[START]
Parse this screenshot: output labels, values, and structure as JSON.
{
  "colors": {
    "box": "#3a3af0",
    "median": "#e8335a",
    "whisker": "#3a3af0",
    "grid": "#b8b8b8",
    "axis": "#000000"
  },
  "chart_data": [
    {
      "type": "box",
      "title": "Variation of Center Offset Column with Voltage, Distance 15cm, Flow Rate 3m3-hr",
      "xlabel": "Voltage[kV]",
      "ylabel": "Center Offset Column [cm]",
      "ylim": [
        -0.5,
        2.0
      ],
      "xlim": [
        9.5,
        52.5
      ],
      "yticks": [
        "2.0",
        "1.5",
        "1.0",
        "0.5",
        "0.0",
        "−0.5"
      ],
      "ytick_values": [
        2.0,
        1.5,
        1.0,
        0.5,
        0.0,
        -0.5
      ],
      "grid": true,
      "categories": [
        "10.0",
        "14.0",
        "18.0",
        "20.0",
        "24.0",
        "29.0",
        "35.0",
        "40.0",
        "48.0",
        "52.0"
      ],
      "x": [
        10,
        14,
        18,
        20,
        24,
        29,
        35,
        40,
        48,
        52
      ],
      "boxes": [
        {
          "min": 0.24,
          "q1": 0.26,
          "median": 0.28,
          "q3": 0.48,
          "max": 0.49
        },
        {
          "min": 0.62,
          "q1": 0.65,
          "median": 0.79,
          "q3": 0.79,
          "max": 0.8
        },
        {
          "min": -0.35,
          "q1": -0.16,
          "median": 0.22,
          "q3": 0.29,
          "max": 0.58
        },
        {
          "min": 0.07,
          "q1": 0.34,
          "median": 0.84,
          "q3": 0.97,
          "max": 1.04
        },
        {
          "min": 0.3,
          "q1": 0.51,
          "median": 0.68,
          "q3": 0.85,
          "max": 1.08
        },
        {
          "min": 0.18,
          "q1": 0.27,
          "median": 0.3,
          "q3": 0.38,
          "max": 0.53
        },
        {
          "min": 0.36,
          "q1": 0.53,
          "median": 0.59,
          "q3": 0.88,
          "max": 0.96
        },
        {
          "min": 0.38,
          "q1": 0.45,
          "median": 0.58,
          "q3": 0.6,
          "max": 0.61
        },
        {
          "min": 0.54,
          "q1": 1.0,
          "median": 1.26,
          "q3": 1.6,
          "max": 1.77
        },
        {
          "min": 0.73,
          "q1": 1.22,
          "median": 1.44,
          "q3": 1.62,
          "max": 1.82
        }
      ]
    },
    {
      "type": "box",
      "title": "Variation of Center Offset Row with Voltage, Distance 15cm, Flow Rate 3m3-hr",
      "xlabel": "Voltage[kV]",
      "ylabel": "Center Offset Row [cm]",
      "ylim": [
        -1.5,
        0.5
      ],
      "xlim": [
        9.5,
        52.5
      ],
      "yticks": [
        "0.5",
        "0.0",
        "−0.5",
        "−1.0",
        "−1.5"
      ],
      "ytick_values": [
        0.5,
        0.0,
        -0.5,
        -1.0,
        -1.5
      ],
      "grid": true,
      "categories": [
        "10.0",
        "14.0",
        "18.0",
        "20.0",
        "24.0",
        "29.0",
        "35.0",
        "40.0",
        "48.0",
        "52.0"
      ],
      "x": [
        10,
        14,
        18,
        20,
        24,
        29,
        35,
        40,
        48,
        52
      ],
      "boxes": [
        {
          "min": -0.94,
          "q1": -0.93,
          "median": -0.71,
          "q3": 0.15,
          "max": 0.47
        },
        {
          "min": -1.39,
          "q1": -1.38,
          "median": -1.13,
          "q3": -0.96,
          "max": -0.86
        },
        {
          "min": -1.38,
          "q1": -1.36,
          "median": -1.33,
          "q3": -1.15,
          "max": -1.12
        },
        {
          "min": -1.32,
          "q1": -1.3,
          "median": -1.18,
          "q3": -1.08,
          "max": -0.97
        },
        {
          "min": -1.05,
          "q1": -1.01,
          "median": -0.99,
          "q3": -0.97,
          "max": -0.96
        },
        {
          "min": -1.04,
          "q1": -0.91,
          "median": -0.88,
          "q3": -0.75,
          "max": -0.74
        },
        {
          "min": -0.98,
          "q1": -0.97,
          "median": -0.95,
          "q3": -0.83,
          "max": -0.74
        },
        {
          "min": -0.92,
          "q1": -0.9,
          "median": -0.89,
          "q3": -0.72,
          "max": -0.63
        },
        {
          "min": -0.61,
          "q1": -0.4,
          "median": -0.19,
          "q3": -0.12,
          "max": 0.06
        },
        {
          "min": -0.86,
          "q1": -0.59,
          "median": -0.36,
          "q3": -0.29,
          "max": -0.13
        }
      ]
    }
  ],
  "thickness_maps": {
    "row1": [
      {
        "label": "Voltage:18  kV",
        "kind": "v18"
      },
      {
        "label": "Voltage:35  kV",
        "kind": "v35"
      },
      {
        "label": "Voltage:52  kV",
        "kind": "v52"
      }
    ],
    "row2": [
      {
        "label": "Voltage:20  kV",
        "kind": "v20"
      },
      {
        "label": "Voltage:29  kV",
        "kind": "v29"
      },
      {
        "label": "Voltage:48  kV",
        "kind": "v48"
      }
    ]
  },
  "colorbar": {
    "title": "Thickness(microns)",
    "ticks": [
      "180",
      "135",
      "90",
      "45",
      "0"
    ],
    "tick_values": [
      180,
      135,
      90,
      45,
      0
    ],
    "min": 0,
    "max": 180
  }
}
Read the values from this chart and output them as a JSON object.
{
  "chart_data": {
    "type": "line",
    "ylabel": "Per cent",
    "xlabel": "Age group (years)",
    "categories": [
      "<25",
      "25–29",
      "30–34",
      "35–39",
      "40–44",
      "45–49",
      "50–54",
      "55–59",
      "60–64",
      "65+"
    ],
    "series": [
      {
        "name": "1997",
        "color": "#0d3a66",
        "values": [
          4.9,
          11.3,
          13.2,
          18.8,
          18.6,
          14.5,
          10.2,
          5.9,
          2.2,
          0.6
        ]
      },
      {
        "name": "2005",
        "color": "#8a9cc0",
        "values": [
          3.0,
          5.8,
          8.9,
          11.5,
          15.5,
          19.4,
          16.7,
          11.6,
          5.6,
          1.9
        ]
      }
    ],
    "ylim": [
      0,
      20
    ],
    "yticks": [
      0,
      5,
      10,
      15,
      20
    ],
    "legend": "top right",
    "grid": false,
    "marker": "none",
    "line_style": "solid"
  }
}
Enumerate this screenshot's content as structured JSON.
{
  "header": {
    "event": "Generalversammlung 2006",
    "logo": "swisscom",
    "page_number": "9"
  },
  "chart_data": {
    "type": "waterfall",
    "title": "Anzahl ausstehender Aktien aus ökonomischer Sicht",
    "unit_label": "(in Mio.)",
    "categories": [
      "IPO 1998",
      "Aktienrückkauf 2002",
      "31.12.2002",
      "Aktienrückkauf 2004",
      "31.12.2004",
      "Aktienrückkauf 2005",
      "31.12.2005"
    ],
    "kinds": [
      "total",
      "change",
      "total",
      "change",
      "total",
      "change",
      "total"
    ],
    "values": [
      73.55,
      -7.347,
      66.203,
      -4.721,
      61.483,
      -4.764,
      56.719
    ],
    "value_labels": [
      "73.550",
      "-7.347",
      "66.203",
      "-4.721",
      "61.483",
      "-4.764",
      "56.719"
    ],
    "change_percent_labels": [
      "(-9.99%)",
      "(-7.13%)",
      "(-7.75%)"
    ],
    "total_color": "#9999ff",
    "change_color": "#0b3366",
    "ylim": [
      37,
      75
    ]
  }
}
[END]
> **Aim**:
Look through the entries and return every line where "with" appears.

> **Completed exercise**:
      "title": "Variation of Center Offset Column with Voltage, Distance 15cm, Flow Rate 3m3-hr",
      "title": "Variation of Center Offset Row with Voltage, Distance 15cm, Flow Rate 3m3-hr",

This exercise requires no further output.